▶ [Dataset records]
— Start —
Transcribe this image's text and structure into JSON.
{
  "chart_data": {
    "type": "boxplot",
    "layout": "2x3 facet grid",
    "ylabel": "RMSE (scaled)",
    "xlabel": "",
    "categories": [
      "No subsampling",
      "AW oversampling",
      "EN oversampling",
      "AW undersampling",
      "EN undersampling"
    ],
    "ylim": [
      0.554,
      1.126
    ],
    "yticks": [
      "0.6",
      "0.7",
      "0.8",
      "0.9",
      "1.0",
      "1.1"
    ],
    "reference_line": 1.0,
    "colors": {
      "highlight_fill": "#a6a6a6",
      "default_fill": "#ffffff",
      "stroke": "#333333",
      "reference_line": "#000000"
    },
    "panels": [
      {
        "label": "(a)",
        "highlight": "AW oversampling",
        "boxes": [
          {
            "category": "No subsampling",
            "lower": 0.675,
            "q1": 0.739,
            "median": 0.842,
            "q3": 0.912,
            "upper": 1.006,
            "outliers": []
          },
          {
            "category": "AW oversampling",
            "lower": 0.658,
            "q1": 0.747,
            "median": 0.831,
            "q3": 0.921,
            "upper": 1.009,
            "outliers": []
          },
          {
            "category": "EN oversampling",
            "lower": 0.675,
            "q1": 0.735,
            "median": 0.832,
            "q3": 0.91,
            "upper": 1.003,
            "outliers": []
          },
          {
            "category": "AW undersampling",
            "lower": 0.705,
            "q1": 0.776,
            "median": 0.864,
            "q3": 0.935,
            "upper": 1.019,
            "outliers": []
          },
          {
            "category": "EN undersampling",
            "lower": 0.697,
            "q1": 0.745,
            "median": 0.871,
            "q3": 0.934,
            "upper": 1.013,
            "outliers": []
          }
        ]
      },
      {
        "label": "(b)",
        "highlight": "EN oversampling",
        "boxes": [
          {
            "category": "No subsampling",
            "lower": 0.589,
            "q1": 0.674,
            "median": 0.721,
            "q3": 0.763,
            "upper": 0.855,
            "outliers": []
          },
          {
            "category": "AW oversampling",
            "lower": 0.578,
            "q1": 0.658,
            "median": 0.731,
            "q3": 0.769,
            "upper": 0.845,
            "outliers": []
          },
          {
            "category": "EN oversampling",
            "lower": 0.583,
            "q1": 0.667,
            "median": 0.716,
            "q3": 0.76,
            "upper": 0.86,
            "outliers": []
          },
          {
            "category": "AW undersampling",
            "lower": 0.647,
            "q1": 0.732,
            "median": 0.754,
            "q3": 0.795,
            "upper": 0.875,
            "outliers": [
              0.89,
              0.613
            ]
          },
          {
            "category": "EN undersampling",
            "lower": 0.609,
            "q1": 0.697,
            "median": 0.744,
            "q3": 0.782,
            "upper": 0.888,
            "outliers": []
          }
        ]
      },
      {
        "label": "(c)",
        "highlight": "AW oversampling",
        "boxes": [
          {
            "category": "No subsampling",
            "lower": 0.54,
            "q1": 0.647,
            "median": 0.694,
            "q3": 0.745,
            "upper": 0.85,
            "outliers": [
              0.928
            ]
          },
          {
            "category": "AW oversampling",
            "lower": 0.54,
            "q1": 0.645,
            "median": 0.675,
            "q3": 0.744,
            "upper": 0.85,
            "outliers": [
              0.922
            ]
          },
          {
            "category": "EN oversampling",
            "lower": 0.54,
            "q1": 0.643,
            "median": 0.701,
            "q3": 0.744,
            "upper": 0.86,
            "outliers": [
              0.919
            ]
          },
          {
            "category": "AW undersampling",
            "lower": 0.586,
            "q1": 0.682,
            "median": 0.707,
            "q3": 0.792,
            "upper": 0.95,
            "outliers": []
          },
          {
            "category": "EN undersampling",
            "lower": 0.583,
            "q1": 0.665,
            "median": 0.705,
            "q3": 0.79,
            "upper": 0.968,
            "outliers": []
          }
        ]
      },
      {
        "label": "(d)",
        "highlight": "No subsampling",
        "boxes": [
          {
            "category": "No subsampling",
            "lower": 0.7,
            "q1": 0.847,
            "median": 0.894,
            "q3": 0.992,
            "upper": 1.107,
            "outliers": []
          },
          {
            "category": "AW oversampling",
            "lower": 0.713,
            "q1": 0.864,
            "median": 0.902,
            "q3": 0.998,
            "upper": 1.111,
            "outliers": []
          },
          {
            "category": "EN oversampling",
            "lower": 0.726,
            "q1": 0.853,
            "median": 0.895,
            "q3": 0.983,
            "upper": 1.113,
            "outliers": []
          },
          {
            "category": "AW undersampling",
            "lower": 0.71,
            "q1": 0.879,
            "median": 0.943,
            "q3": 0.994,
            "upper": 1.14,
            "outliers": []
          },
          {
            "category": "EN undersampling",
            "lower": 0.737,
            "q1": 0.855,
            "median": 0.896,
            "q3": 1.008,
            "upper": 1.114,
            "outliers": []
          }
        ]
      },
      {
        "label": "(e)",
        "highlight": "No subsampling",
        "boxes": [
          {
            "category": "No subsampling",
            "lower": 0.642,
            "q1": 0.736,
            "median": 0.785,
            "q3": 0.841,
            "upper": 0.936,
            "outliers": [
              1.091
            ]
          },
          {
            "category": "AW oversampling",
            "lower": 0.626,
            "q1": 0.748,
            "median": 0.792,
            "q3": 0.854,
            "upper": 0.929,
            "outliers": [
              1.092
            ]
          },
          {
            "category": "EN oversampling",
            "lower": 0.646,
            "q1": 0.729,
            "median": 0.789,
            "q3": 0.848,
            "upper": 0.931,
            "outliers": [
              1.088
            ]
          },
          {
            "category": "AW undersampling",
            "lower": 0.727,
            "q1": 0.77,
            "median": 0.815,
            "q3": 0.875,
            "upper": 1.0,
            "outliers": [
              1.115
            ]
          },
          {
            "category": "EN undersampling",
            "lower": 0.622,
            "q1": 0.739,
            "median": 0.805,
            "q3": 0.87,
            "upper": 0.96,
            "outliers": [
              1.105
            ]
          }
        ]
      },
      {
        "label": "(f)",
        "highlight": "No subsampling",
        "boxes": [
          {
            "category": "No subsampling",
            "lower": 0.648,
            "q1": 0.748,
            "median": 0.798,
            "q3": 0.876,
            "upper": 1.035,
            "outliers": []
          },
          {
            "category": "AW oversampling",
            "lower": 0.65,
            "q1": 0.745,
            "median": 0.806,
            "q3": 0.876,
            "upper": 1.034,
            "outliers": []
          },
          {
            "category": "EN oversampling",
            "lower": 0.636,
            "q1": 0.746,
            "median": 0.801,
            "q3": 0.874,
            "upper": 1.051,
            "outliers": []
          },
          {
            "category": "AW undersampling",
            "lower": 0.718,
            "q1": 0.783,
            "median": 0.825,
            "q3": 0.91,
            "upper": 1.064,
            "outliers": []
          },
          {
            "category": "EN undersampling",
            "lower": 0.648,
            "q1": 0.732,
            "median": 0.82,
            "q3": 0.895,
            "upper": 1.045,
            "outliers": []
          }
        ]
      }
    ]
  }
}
— End —
▶ [Instructions for the task] Copy the entries above exactly, leaving none out.

▶ [Correct output]
Transcribe this image's text and structure into JSON.
{
  "chart_data": {
    "type": "boxplot",
    "layout": "2x3 facet grid",
    "ylabel": "RMSE (scaled)",
    "xlabel": "",
    "categories": [
      "No subsampling",
      "AW oversampling",
      "EN oversampling",
      "AW undersampling",
      "EN undersampling"
    ],
    "ylim": [
      0.554,
      1.126
    ],
    "yticks": [
      "0.6",
      "0.7",
      "0.8",
      "0.9",
      "1.0",
      "1.1"
    ],
    "reference_line": 1.0,
    "colors": {
      "highlight_fill": "#a6a6a6",
      "default_fill": "#ffffff",
      "stroke": "#333333",
      "reference_line": "#000000"
    },
    "panels": [
      {
        "label": "(a)",
        "highlight": "AW oversampling",
        "boxes": [
          {
            "category": "No subsampling",
            "lower": 0.675,
            "q1": 0.739,
            "median": 0.842,
            "q3": 0.912,
            "upper": 1.006,
            "outliers": []
          },
          {
            "category": "AW oversampling",
            "lower": 0.658,
            "q1": 0.747,
            "median": 0.831,
            "q3": 0.921,
            "upper": 1.009,
            "outliers": []
          },
          {
            "category": "EN oversampling",
            "lower": 0.675,
            "q1": 0.735,
            "median": 0.832,
            "q3": 0.91,
            "upper": 1.003,
            "outliers": []
          },
          {
            "category": "AW undersampling",
            "lower": 0.705,
            "q1": 0.776,
            "median": 0.864,
            "q3": 0.935,
            "upper": 1.019,
            "outliers": []
          },
          {
            "category": "EN undersampling",
            "lower": 0.697,
            "q1": 0.745,
            "median": 0.871,
            "q3": 0.934,
            "upper": 1.013,
            "outliers": []
          }
        ]
      },
      {
        "label": "(b)",
        "highlight": "EN oversampling",
        "boxes": [
          {
            "category": "No subsampling",
            "lower": 0.589,
            "q1": 0.674,
            "median": 0.721,
            "q3": 0.763,
            "upper": 0.855,
            "outliers": []
          },
          {
            "category": "AW oversampling",
            "lower": 0.578,
            "q1": 0.658,
            "median": 0.731,
            "q3": 0.769,
            "upper": 0.845,
            "outliers": []
          },
          {
            "category": "EN oversampling",
            "lower": 0.583,
            "q1": 0.667,
            "median": 0.716,
            "q3": 0.76,
            "upper": 0.86,
            "outliers": []
          },
          {
            "category": "AW undersampling",
            "lower": 0.647,
            "q1": 0.732,
            "median": 0.754,
            "q3": 0.795,
            "upper": 0.875,
            "outliers": [
              0.89,
              0.613
            ]
          },
          {
            "category": "EN undersampling",
            "lower": 0.609,
            "q1": 0.697,
            "median": 0.744,
            "q3": 0.782,
            "upper": 0.888,
            "outliers": []
          }
        ]
      },
      {
        "label": "(c)",
        "highlight": "AW oversampling",
        "boxes": [
          {
            "category": "No subsampling",
            "lower": 0.54,
            "q1": 0.647,
            "median": 0.694,
            "q3": 0.745,
            "upper": 0.85,
            "outliers": [
              0.928
            ]
          },
          {
            "category": "AW oversampling",
            "lower": 0.54,
            "q1": 0.645,
            "median": 0.675,
            "q3": 0.744,
            "upper": 0.85,
            "outliers": [
              0.922
            ]
          },
          {
            "category": "EN oversampling",
            "lower": 0.54,
            "q1": 0.643,
            "median": 0.701,
            "q3": 0.744,
            "upper": 0.86,
            "outliers": [
              0.919
            ]
          },
          {
            "category": "AW undersampling",
            "lower": 0.586,
            "q1": 0.682,
            "median": 0.707,
            "q3": 0.792,
            "upper": 0.95,
            "outliers": []
          },
          {
            "category": "EN undersampling",
            "lower": 0.583,
            "q1": 0.665,
            "median": 0.705,
            "q3": 0.79,
            "upper": 0.968,
            "outliers": []
          }
        ]
      },
      {
        "label": "(d)",
        "highlight": "No subsampling",
        "boxes": [
          {
            "category": "No subsampling",
            "lower": 0.7,
            "q1": 0.847,
            "median": 0.894,
            "q3": 0.992,
            "upper": 1.107,
            "outliers": []
          },
          {
            "category": "AW oversampling",
            "lower": 0.713,
            "q1": 0.864,
            "median": 0.902,
            "q3": 0.998,
            "upper": 1.111,
            "outliers": []
          },
          {
            "category": "EN oversampling",
            "lower": 0.726,
            "q1": 0.853,
            "median": 0.895,
            "q3": 0.983,
            "upper": 1.113,
            "outliers": []
          },
          {
            "category": "AW undersampling",
            "lower": 0.71,
            "q1": 0.879,
            "median": 0.943,
            "q3": 0.994,
            "upper": 1.14,
            "outliers": []
          },
          {
            "category": "EN undersampling",
            "lower": 0.737,
            "q1": 0.855,
            "median": 0.896,
            "q3": 1.008,
            "upper": 1.114,
            "outliers": []
          }
        ]
      },
      {
        "label": "(e)",
        "highlight": "No subsampling",
        "boxes": [
          {
            "category": "No subsampling",
            "lower": 0.642,
            "q1": 0.736,
            "median": 0.785,
            "q3": 0.841,
            "upper": 0.936,
            "outliers": [
              1.091
            ]
          },
          {
            "category": "AW oversampling",
            "lower": 0.626,
            "q1": 0.748,
            "median": 0.792,
            "q3": 0.854,
            "upper": 0.929,
            "outliers": [
              1.092
            ]
          },
          {
            "category": "EN oversampling",
            "lower": 0.646,
            "q1": 0.729,
            "median": 0.789,
            "q3": 0.848,
            "upper": 0.931,
            "outliers": [
              1.088
            ]
          },
          {
            "category": "AW undersampling",
            "lower": 0.727,
            "q1": 0.77,
            "median": 0.815,
            "q3": 0.875,
            "upper": 1.0,
            "outliers": [
              1.115
            ]
          },
          {
            "category": "EN undersampling",
            "lower": 0.622,
            "q1": 0.739,
            "median": 0.805,
            "q3": 0.87,
            "upper": 0.96,
            "outliers": [
              1.105
            ]
          }
        ]
      },
      {
        "label": "(f)",
        "highlight": "No subsampling",
        "boxes": [
          {
            "category": "No subsampling",
            "lower": 0.648,
            "q1": 0.748,
            "median": 0.798,
            "q3": 0.876,
            "upper": 1.035,
            "outliers": []
          },
          {
            "category": "AW oversampling",
            "lower": 0.65,
            "q1": 0.745,
            "median": 0.806,
            "q3": 0.876,
            "upper": 1.034,
            "outliers": []
          },
          {
            "category": "EN oversampling",
            "lower": 0.636,
            "q1": 0.746,
            "median": 0.801,
            "q3": 0.874,
            "upper": 1.051,
            "outliers": []
          },
          {
            "category": "AW undersampling",
            "lower": 0.718,
            "q1": 0.783,
            "median": 0.825,
            "q3": 0.91,
            "upper": 1.064,
            "outliers": []
          },
          {
            "category": "EN undersampling",
            "lower": 0.648,
            "q1": 0.732,
            "median": 0.82,
            "q3": 0.895,
            "upper": 1.045,
            "outliers": []
          }
        ]
      }
    ]
  }
}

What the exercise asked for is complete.